#### Your task
Skip the pictures and quote all of the lines exactly.

◇ ◇ ◇ ◇ ◇ ◇ ◇

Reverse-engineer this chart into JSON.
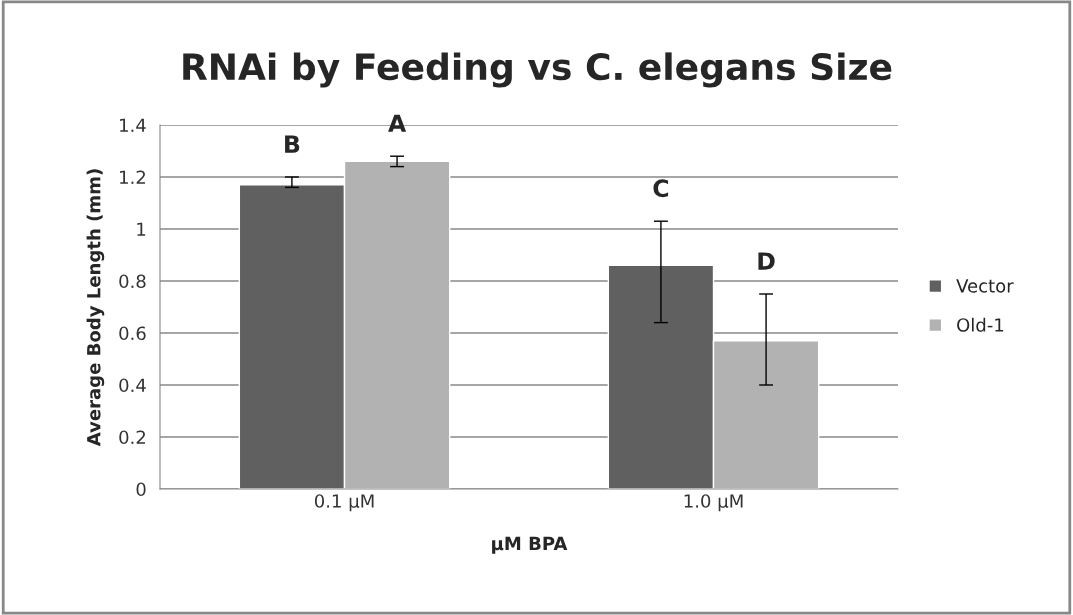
{
  "chart_data": {
    "type": "bar",
    "title": "RNAi by Feeding vs C. elegans Size",
    "xlabel": "µM BPA",
    "ylabel": "Average Body Length (mm)",
    "categories": [
      "0.1 µM",
      "1.0 µM"
    ],
    "series": [
      {
        "name": "Vector",
        "color": "#606060",
        "values": [
          1.17,
          0.86
        ],
        "errors": [
          [
            1.16,
            1.2
          ],
          [
            0.64,
            1.03
          ]
        ]
      },
      {
        "name": "Old-1",
        "color": "#b2b2b2",
        "values": [
          1.26,
          0.57
        ],
        "errors": [
          [
            1.24,
            1.28
          ],
          [
            0.4,
            0.75
          ]
        ]
      }
    ],
    "ylim": [
      0,
      1.4
    ],
    "yticks": [
      0,
      0.2,
      0.4,
      0.6,
      0.8,
      1,
      1.2,
      1.4
    ],
    "grid": "y",
    "legend": "right",
    "annotations": [
      "B",
      "A",
      "C",
      "D"
    ]
  }
}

◇ ◇ ◇ ◇ ◇ ◇ ◇

#### Expected answer
Reverse-engineer this chart into JSON.
{
  "chart_data": {
    "type": "bar",
    "title": "RNAi by Feeding vs C. elegans Size",
    "xlabel": "µM BPA",
    "ylabel": "Average Body Length (mm)",
    "categories": [
      "0.1 µM",
      "1.0 µM"
    ],
    "series": [
      {
        "name": "Vector",
        "color": "#606060",
        "values": [
          1.17,
          0.86
        ],
        "errors": [
          [
            1.16,
            1.2
          ],
          [
            0.64,
            1.03
          ]
        ]
      },
      {
        "name": "Old-1",
        "color": "#b2b2b2",
        "values": [
          1.26,
          0.57
        ],
        "errors": [
          [
            1.24,
            1.28
          ],
          [
            0.4,
            0.75
          ]
        ]
      }
    ],
    "ylim": [
      0,
      1.4
    ],
    "yticks": [
      0,
      0.2,
      0.4,
      0.6,
      0.8,
      1,
      1.2,
      1.4
    ],
    "grid": "y",
    "legend": "right",
    "annotations": [
      "B",
      "A",
      "C",
      "D"
    ]
  }
}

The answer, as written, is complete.